-------- Entries supplied --------

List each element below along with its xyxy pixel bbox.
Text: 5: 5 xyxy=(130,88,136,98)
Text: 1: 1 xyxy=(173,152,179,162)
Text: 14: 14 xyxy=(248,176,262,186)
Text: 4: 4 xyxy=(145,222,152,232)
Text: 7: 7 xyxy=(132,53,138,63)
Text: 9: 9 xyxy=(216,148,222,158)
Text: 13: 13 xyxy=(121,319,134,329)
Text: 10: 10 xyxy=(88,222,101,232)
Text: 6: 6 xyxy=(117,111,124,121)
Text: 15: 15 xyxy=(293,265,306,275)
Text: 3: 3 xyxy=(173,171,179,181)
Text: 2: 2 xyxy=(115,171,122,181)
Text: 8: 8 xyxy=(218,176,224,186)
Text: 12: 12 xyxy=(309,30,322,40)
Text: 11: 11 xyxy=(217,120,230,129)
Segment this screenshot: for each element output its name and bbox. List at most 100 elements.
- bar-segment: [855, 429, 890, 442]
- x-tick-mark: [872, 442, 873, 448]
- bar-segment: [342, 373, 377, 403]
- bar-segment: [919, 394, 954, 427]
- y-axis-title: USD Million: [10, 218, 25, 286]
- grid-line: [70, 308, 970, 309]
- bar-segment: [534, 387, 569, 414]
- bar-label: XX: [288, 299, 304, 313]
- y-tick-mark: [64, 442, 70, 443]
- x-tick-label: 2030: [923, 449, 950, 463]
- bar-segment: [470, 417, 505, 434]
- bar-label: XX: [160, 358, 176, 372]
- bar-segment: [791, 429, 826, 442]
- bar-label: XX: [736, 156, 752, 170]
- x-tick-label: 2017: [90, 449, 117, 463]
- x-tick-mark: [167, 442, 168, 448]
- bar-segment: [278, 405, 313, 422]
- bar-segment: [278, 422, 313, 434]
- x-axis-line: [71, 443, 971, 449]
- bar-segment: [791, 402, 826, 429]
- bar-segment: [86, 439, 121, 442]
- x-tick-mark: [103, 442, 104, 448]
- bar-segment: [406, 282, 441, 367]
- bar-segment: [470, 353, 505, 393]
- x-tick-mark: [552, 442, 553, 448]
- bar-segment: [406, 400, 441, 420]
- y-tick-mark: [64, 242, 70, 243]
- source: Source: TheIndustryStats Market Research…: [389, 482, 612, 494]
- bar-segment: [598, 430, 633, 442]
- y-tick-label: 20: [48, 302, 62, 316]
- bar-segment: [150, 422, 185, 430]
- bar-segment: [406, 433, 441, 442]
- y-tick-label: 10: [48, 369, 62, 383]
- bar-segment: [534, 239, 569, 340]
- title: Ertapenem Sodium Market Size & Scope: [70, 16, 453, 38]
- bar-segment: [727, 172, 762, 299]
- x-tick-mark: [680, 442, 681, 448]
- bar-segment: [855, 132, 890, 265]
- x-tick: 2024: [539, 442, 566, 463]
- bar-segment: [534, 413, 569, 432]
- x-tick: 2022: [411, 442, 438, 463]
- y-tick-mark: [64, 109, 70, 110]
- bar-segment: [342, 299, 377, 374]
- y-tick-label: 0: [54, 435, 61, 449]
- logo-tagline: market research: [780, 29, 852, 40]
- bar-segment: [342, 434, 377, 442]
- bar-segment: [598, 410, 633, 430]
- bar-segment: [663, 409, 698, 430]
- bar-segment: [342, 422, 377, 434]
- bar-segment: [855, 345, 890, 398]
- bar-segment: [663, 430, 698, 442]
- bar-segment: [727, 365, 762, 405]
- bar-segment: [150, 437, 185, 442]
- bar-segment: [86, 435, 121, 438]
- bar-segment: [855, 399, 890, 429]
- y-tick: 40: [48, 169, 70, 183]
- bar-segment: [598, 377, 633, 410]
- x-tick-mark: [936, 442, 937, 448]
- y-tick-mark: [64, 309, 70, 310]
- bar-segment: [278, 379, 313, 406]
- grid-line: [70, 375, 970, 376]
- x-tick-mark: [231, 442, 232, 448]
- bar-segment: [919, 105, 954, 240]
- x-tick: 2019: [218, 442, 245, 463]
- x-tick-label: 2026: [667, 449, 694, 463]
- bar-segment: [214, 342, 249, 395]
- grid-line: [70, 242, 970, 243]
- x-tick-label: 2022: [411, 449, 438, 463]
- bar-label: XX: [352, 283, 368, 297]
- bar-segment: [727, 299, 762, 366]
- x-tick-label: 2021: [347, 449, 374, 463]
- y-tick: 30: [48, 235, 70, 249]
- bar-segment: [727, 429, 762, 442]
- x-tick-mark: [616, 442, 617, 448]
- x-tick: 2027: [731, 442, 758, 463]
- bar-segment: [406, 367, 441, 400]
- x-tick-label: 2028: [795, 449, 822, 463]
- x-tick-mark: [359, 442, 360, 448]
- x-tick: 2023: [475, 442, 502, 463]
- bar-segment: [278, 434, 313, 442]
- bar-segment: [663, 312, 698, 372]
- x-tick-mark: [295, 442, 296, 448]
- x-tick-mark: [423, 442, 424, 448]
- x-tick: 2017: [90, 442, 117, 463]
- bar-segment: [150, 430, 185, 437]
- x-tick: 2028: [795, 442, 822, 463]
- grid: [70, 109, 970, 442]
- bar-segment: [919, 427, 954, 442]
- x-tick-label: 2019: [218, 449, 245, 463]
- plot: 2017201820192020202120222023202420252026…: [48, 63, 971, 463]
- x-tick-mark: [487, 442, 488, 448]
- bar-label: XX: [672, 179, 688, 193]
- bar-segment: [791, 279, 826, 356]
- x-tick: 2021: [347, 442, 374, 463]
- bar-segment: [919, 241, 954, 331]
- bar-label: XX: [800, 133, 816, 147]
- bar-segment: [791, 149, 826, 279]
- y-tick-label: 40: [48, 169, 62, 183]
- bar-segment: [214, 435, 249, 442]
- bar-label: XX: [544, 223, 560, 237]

--------

◆ Direction: Convert the lines above into a Markdown table with the columns "No." and "Line", numbering each row and leaving out blank lines.

◆ Response:
| No. | Line |
|---|---|
| 1 | List each element below along with its xyxy pixel bbox. |
| 2 | Text: 5: 5 xyxy=(130,88,136,98) |
| 3 | Text: 1: 1 xyxy=(173,152,179,162) |
| 4 | Text: 14: 14 xyxy=(248,176,262,186) |
| 5 | Text: 4: 4 xyxy=(145,222,152,232) |
| 6 | Text: 7: 7 xyxy=(132,53,138,63) |
| 7 | Text: 9: 9 xyxy=(216,148,222,158) |
| 8 | Text: 13: 13 xyxy=(121,319,134,329) |
| 9 | Text: 10: 10 xyxy=(88,222,101,232) |
| 10 | Text: 6: 6 xyxy=(117,111,124,121) |
| 11 | Text: 15: 15 xyxy=(293,265,306,275) |
| 12 | Text: 3: 3 xyxy=(173,171,179,181) |
| 13 | Text: 2: 2 xyxy=(115,171,122,181) |
| 14 | Text: 8: 8 xyxy=(218,176,224,186) |
| 15 | Text: 12: 12 xyxy=(309,30,322,40) |
| 16 | Text: 11: 11 xyxy=(217,120,230,129) |
| 17 | Segment this screenshot: for each element output its name and bbox. List at most 100 elements. |
| 18 | - bar-segment: [855, 429, 890, 442] |
| 19 | - x-tick-mark: [872, 442, 873, 448] |
| 20 | - bar-segment: [342, 373, 377, 403] |
| 21 | - bar-segment: [919, 394, 954, 427] |
| 22 | - y-axis-title: USD Million: [10, 218, 25, 286] |
| 23 | - grid-line: [70, 308, 970, 309] |
| 24 | - bar-segment: [534, 387, 569, 414] |
| 25 | - bar-label: XX: [288, 299, 304, 313] |
| 26 | - y-tick-mark: [64, 442, 70, 443] |
| 27 | - x-tick-label: 2030: [923, 449, 950, 463] |
| 28 | - bar-segment: [470, 417, 505, 434] |
| 29 | - bar-label: XX: [160, 358, 176, 372] |
| 30 | - bar-segment: [791, 429, 826, 442] |
| 31 | - bar-label: XX: [736, 156, 752, 170] |
| 32 | - x-tick-label: 2017: [90, 449, 117, 463] |
| 33 | - x-tick-mark: [167, 442, 168, 448] |
| 34 | - bar-segment: [278, 405, 313, 422] |
| 35 | - bar-segment: [278, 422, 313, 434] |
| 36 | - x-axis-line: [71, 443, 971, 449] |
| 37 | - bar-segment: [791, 402, 826, 429] |
| 38 | - bar-segment: [86, 439, 121, 442] |
| 39 | - x-tick-mark: [103, 442, 104, 448] |
| 40 | - bar-segment: [406, 282, 441, 367] |
| 41 | - bar-segment: [470, 353, 505, 393] |
| 42 | - x-tick-mark: [552, 442, 553, 448] |
| 43 | - bar-segment: [406, 400, 441, 420] |
| 44 | - y-tick-mark: [64, 242, 70, 243] |
| 45 | - source: Source: TheIndustryStats Market Research…: [389, 482, 612, 494] |
| 46 | - bar-segment: [598, 430, 633, 442] |
| 47 | - y-tick-label: 20: [48, 302, 62, 316] |
| 48 | - bar-segment: [150, 422, 185, 430] |
| 49 | - bar-segment: [406, 433, 441, 442] |
| 50 | - y-tick-label: 10: [48, 369, 62, 383] |
| 51 | - bar-segment: [534, 239, 569, 340] |
| 52 | - title: Ertapenem Sodium Market Size & Scope: [70, 16, 453, 38] |
| 53 | - bar-segment: [727, 172, 762, 299] |
| 54 | - x-tick-mark: [680, 442, 681, 448] |
| 55 | - bar-segment: [855, 132, 890, 265] |
| 56 | - x-tick: 2024: [539, 442, 566, 463] |
| 57 | - bar-segment: [534, 413, 569, 432] |
| 58 | - x-tick: 2022: [411, 442, 438, 463] |
| 59 | - y-tick-mark: [64, 109, 70, 110] |
| 60 | - bar-segment: [342, 299, 377, 374] |
| 61 | - y-tick-label: 0: [54, 435, 61, 449] |
| 62 | - logo-tagline: market research: [780, 29, 852, 40] |
| 63 | - bar-segment: [342, 434, 377, 442] |
| 64 | - bar-segment: [598, 410, 633, 430] |
| 65 | - bar-segment: [663, 409, 698, 430] |
| 66 | - bar-segment: [342, 422, 377, 434] |
| 67 | - bar-segment: [855, 345, 890, 398] |
| 68 | - bar-segment: [663, 430, 698, 442] |
| 69 | - bar-segment: [727, 365, 762, 405] |
| 70 | - bar-segment: [150, 437, 185, 442] |
| 71 | - bar-segment: [86, 435, 121, 438] |
| 72 | - bar-segment: [855, 399, 890, 429] |
| 73 | - y-tick: 40: [48, 169, 70, 183] |
| 74 | - bar-segment: [598, 377, 633, 410] |
| 75 | - x-tick-mark: [936, 442, 937, 448] |
| 76 | - y-tick-mark: [64, 309, 70, 310] |
| 77 | - bar-segment: [278, 379, 313, 406] |
| 78 | - grid-line: [70, 375, 970, 376] |
| 79 | - x-tick-mark: [231, 442, 232, 448] |
| 80 | - bar-segment: [919, 105, 954, 240] |
| 81 | - x-tick: 2019: [218, 442, 245, 463] |
| 82 | - x-tick-label: 2026: [667, 449, 694, 463] |
| 83 | - bar-segment: [214, 342, 249, 395] |
| 84 | - grid-line: [70, 242, 970, 243] |
| 85 | - x-tick-label: 2022: [411, 449, 438, 463] |
| 86 | - bar-label: XX: [352, 283, 368, 297] |
| 87 | - bar-segment: [727, 299, 762, 366] |
| 88 | - x-tick-label: 2021: [347, 449, 374, 463] |
| 89 | - y-tick: 30: [48, 235, 70, 249] |
| 90 | - bar-segment: [727, 429, 762, 442] |
| 91 | - x-tick-mark: [616, 442, 617, 448] |
| 92 | - x-tick: 2027: [731, 442, 758, 463] |
| 93 | - bar-segment: [406, 367, 441, 400] |
| 94 | - x-tick-label: 2028: [795, 449, 822, 463] |
| 95 | - x-tick-mark: [359, 442, 360, 448] |
| 96 | - x-tick: 2023: [475, 442, 502, 463] |
| 97 | - bar-segment: [278, 434, 313, 442] |
| 98 | - bar-segment: [663, 312, 698, 372] |
| 99 | - x-tick-mark: [295, 442, 296, 448] |
| 100 | - x-tick-mark: [423, 442, 424, 448] |
| 101 | - x-tick: 2017: [90, 442, 117, 463] |
| 102 | - bar-segment: [150, 430, 185, 437] |
| 103 | - x-tick: 2028: [795, 442, 822, 463] |
| 104 | - grid: [70, 109, 970, 442] |
| 105 | - bar-segment: [919, 427, 954, 442] |
| 106 | - x-tick-label: 2019: [218, 449, 245, 463] |
| 107 | - plot: 2017201820192020202120222023202420252026…: [48, 63, 971, 463] |
| 108 | - x-tick-mark: [487, 442, 488, 448] |
| 109 | - bar-label: XX: [672, 179, 688, 193] |
| 110 | - bar-segment: [791, 279, 826, 356] |
| 111 | - x-tick: 2021: [347, 442, 374, 463] |
| 112 | - bar-segment: [919, 241, 954, 331] |
| 113 | - bar-label: XX: [800, 133, 816, 147] |
| 114 | - bar-segment: [791, 149, 826, 279] |
| 115 | - y-tick-label: 40: [48, 169, 62, 183] |
| 116 | - bar-segment: [214, 435, 249, 442] |
| 117 | - bar-label: XX: [544, 223, 560, 237] |